**RAW DATA:**

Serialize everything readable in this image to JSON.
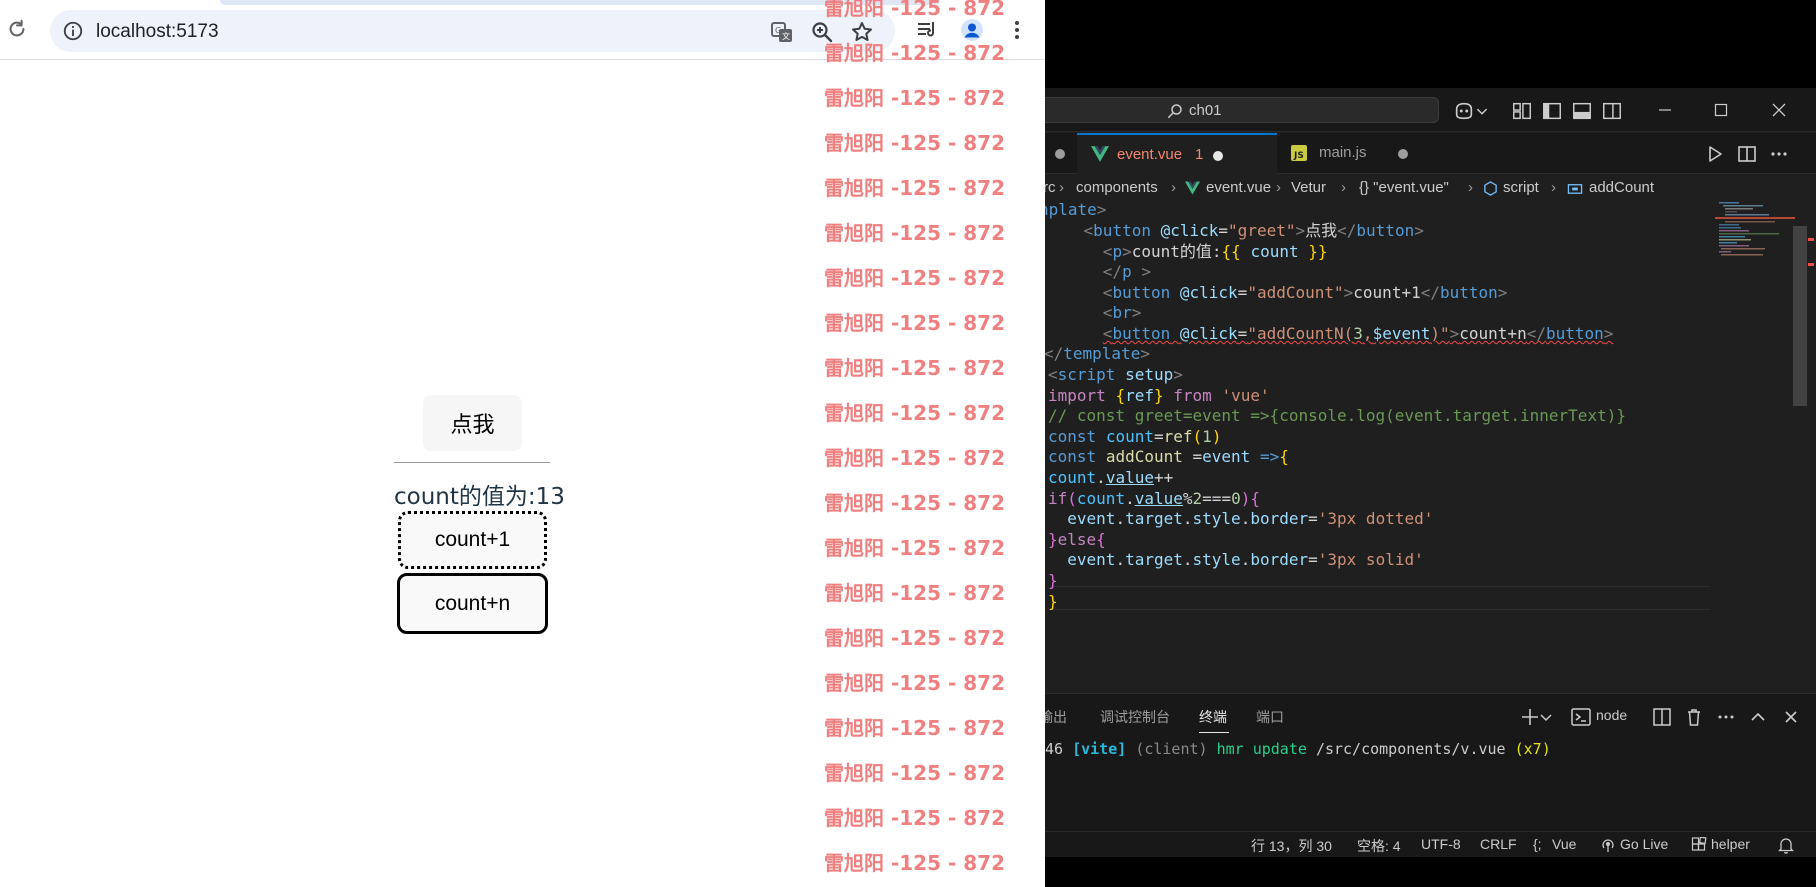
{
  "browser": {
    "url": "localhost:5173",
    "page": {
      "greet_button": "点我",
      "count_text": "count的值为:13",
      "count_plus_one_button": "count+1",
      "count_plus_n_button": "count+n"
    },
    "watermark": {
      "text": "雷旭阳 -125 - 872",
      "color": "#f08080"
    }
  },
  "vscode": {
    "command_center": "ch01",
    "tabs": [
      {
        "label": "event.vue",
        "badge": "1",
        "modified": true,
        "active": true,
        "icon": "vue-icon"
      },
      {
        "label": "main.js",
        "modified": true,
        "active": false,
        "icon": "js-icon"
      }
    ],
    "breadcrumb": {
      "items": [
        "rc",
        "components",
        "event.vue",
        "Vetur",
        "{} \"event.vue\"",
        "script",
        "addCount"
      ]
    },
    "code_lines": [
      "nplate>",
      "  <button @click=\"greet\">点我</button>",
      "    <p>count的值:{{ count }}",
      "    </p >",
      "    <button @click=\"addCount\">count+1</button>",
      "    <br>",
      "    <button @click=\"addCountN(3,$event)\">count+n</button>",
      "</template>",
      "<script setup>",
      "import {ref} from 'vue'",
      "// const greet=event =>{console.log(event.target.innerText)}",
      "const count=ref(1)",
      "const addCount =event =>{",
      "count.value++",
      "if(count.value%2===0){",
      "  event.target.style.border='3px dotted'",
      "}else{",
      "  event.target.style.border='3px solid'",
      "}",
      "}"
    ],
    "panel": {
      "tabs": [
        "输出",
        "调试控制台",
        "终端",
        "端口"
      ],
      "active_tab": "终端",
      "terminal_name": "node",
      "terminal_line": {
        "prefix": "46 ",
        "tag": "[vite]",
        "client": "(client)",
        "action": "hmr update",
        "path": "/src/components/v.vue",
        "count": "(x7)"
      }
    },
    "statusbar": {
      "position": "行 13，列 30",
      "spaces": "空格: 4",
      "encoding": "UTF-8",
      "eol": "CRLF",
      "language": "Vue",
      "golive": "Go Live",
      "helper": "helper"
    },
    "colors": {
      "editor_bg": "#1f1f1f",
      "chrome_bg": "#181818",
      "accent": "#0078d4"
    }
  }
}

**TASK OBJECTIVE:**
Copy out all of the data word for word. Do not carry over any picture.

**OUTPUT FOR THIS TASK:**
Serialize everything readable in this image to JSON.
{
  "browser": {
    "url": "localhost:5173",
    "page": {
      "greet_button": "点我",
      "count_text": "count的值为:13",
      "count_plus_one_button": "count+1",
      "count_plus_n_button": "count+n"
    },
    "watermark": {
      "text": "雷旭阳 -125 - 872",
      "color": "#f08080"
    }
  },
  "vscode": {
    "command_center": "ch01",
    "tabs": [
      {
        "label": "event.vue",
        "badge": "1",
        "modified": true,
        "active": true,
        "icon": "vue-icon"
      },
      {
        "label": "main.js",
        "modified": true,
        "active": false,
        "icon": "js-icon"
      }
    ],
    "breadcrumb": {
      "items": [
        "rc",
        "components",
        "event.vue",
        "Vetur",
        "{} \"event.vue\"",
        "script",
        "addCount"
      ]
    },
    "code_lines": [
      "nplate>",
      "  <button @click=\"greet\">点我</button>",
      "    <p>count的值:{{ count }}",
      "    </p >",
      "    <button @click=\"addCount\">count+1</button>",
      "    <br>",
      "    <button @click=\"addCountN(3,$event)\">count+n</button>",
      "</template>",
      "<script setup>",
      "import {ref} from 'vue'",
      "// const greet=event =>{console.log(event.target.innerText)}",
      "const count=ref(1)",
      "const addCount =event =>{",
      "count.value++",
      "if(count.value%2===0){",
      "  event.target.style.border='3px dotted'",
      "}else{",
      "  event.target.style.border='3px solid'",
      "}",
      "}"
    ],
    "panel": {
      "tabs": [
        "输出",
        "调试控制台",
        "终端",
        "端口"
      ],
      "active_tab": "终端",
      "terminal_name": "node",
      "terminal_line": {
        "prefix": "46 ",
        "tag": "[vite]",
        "client": "(client)",
        "action": "hmr update",
        "path": "/src/components/v.vue",
        "count": "(x7)"
      }
    },
    "statusbar": {
      "position": "行 13，列 30",
      "spaces": "空格: 4",
      "encoding": "UTF-8",
      "eol": "CRLF",
      "language": "Vue",
      "golive": "Go Live",
      "helper": "helper"
    },
    "colors": {
      "editor_bg": "#1f1f1f",
      "chrome_bg": "#181818",
      "accent": "#0078d4"
    }
  }
}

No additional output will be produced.